Material for this task =>
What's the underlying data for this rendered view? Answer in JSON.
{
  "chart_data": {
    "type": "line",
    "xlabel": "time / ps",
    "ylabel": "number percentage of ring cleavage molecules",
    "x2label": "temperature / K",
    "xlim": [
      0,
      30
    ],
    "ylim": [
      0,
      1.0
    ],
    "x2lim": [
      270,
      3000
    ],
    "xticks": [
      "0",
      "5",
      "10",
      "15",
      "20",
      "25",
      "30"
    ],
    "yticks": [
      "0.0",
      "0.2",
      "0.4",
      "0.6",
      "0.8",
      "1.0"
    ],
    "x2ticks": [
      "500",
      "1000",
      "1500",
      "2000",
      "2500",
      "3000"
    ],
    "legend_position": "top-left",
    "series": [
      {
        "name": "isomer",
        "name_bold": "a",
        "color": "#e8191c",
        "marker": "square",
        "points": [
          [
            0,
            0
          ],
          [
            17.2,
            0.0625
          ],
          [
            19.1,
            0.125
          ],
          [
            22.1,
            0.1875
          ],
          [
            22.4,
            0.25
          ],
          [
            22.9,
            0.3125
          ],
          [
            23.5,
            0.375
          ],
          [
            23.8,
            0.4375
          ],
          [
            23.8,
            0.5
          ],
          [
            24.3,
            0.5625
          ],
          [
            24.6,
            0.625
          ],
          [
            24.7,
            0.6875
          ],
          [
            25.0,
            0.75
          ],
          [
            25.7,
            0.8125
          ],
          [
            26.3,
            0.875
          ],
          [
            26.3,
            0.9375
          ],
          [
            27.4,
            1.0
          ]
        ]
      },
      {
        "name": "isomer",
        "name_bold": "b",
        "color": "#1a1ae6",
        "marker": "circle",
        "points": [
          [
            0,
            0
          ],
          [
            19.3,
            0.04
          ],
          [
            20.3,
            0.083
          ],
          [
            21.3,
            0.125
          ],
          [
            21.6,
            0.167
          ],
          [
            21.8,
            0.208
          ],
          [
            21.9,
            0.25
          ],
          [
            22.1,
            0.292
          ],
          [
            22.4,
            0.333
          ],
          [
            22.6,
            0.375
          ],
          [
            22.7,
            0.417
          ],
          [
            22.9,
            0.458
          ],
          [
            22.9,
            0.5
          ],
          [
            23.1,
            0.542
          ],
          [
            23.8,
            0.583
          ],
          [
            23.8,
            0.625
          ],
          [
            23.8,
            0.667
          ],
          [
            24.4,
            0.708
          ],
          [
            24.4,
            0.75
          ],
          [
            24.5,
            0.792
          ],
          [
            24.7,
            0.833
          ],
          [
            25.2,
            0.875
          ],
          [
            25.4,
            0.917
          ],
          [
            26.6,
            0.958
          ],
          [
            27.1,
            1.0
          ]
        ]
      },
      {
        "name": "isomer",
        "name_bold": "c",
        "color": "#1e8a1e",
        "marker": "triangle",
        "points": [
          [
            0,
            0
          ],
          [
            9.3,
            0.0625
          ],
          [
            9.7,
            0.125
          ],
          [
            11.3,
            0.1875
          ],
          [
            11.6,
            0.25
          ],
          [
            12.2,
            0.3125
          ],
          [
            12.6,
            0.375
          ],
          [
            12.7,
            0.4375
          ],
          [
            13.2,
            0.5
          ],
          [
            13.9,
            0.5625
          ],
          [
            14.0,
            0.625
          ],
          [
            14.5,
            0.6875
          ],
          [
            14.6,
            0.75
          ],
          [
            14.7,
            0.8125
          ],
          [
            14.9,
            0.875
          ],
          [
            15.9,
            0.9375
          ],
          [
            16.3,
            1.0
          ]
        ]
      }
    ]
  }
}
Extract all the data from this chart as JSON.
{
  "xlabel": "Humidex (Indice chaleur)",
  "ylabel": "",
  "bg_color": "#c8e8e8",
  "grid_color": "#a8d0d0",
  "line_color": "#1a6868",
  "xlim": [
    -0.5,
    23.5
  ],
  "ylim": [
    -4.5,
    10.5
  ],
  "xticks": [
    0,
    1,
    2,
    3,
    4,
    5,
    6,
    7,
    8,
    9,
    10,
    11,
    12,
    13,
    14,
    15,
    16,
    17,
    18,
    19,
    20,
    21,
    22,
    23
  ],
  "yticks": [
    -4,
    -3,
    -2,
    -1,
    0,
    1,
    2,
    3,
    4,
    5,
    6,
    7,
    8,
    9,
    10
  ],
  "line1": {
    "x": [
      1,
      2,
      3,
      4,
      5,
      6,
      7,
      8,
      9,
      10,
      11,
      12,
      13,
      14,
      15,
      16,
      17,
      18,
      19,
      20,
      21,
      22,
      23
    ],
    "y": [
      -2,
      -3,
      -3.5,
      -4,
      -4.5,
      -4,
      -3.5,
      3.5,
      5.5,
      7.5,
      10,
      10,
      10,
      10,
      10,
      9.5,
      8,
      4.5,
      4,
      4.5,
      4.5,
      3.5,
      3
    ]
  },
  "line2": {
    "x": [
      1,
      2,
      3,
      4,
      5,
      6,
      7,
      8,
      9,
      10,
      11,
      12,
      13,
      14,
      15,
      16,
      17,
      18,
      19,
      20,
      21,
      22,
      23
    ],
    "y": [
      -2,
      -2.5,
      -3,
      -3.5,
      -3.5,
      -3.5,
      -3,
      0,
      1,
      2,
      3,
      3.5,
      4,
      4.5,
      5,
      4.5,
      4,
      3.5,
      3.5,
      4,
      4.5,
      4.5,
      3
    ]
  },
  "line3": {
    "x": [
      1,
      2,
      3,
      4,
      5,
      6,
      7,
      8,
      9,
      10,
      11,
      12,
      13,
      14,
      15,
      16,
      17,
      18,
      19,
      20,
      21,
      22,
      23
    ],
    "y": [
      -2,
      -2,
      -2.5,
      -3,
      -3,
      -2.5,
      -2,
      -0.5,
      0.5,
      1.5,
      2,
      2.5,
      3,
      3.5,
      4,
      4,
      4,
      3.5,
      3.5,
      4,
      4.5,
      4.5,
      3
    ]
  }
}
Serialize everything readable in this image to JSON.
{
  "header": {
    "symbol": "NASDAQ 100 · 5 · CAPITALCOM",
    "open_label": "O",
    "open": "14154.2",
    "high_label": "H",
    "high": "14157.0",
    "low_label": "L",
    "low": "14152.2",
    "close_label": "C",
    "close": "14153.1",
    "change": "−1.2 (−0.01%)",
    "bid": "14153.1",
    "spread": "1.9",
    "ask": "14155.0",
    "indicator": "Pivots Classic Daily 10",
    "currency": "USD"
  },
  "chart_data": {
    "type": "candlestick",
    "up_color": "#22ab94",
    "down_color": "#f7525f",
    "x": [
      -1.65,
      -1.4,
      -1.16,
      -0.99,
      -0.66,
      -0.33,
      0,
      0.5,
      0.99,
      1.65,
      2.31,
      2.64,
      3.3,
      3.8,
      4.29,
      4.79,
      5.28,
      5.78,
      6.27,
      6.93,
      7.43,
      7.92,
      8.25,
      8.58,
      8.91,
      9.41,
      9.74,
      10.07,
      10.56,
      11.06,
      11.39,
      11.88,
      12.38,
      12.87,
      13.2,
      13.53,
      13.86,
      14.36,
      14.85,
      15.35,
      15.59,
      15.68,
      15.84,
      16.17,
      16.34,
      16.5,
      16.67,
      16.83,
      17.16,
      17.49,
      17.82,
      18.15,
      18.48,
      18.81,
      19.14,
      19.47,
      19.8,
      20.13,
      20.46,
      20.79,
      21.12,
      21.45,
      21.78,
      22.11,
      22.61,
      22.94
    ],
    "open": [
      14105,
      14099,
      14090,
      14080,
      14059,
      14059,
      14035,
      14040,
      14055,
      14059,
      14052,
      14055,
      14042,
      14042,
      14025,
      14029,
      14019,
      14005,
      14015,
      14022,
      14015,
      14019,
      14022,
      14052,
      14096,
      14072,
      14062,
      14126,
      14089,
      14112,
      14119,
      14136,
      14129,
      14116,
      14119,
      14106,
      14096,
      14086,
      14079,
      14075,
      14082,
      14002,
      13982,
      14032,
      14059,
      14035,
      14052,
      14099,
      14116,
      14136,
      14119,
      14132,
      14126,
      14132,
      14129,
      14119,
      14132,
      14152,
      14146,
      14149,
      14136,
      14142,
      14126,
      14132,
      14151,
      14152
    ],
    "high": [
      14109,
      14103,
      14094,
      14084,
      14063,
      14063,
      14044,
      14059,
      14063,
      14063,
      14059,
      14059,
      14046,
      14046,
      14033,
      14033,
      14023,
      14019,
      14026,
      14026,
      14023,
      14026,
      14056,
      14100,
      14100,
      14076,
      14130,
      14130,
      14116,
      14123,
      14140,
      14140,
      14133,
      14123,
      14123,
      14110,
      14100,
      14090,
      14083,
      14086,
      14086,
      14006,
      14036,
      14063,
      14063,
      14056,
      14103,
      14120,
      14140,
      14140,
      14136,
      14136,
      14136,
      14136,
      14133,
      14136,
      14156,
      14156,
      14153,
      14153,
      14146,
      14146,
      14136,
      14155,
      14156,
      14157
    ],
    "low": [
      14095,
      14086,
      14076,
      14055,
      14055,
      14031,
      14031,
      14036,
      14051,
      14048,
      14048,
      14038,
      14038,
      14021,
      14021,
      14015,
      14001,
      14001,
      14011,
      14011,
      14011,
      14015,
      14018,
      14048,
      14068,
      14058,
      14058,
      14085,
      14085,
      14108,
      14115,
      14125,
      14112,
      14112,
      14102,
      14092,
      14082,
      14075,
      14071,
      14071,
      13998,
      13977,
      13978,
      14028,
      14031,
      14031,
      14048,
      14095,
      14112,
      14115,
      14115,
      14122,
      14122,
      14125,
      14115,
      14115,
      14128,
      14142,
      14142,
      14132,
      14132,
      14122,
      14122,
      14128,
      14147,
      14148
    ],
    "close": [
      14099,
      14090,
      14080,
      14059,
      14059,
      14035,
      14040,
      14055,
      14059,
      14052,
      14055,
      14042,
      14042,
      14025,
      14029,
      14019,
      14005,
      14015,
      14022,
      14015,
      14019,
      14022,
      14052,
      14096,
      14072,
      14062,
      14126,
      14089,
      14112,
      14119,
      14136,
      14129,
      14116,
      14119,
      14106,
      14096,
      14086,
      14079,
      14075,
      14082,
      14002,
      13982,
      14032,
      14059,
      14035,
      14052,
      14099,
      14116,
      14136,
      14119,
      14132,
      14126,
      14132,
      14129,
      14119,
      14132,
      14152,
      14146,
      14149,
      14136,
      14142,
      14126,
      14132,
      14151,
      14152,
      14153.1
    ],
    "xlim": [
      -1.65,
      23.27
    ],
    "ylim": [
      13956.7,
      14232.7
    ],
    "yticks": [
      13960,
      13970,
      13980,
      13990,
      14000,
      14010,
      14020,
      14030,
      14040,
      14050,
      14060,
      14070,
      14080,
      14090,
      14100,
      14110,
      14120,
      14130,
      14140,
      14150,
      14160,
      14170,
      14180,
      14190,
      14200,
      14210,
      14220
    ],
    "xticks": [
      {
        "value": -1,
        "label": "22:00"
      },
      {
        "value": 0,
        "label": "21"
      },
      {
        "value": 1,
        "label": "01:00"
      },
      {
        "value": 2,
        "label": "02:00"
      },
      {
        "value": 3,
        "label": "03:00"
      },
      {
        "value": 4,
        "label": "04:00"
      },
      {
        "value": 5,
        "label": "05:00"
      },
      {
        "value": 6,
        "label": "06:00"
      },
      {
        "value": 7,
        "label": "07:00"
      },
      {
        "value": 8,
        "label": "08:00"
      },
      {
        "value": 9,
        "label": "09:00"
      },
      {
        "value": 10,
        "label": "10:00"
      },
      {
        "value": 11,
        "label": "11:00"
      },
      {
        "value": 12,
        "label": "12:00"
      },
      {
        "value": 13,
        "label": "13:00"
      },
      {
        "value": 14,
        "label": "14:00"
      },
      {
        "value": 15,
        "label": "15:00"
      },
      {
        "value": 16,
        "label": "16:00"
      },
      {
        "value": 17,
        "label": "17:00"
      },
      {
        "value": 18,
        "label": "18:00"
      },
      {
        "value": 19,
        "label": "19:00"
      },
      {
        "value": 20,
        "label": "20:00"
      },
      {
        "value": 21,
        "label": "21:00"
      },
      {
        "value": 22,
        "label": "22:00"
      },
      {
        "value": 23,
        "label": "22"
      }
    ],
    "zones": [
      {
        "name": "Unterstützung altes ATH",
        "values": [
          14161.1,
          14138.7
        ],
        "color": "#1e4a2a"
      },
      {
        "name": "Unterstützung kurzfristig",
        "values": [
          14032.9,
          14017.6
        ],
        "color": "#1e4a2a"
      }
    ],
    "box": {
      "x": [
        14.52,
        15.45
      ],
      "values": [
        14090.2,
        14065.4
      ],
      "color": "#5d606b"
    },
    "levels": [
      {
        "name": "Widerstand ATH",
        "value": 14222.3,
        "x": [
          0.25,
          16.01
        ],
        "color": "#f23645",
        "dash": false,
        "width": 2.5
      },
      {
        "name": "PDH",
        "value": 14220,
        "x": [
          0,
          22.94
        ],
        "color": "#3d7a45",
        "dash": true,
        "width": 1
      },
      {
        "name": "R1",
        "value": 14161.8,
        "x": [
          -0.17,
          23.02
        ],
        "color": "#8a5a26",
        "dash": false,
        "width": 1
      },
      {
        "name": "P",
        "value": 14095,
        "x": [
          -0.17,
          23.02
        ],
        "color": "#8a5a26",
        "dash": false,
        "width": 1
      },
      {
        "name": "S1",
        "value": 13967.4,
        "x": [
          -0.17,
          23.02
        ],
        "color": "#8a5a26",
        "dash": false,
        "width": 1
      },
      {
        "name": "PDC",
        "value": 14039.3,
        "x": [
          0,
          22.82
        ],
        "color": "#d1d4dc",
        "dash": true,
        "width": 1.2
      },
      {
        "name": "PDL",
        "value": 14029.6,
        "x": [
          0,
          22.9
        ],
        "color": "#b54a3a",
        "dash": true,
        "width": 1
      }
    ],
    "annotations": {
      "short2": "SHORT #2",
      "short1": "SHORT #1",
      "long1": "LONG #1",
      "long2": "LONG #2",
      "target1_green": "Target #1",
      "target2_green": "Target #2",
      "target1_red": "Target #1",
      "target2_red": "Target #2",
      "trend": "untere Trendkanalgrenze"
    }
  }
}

Do this => Copy out every line of the listing that contains the string "Target".

Final result =>
      "target1_green": "Target #1",
      "target2_green": "Target #2",
      "target1_red": "Target #1",
      "target2_red": "Target #2",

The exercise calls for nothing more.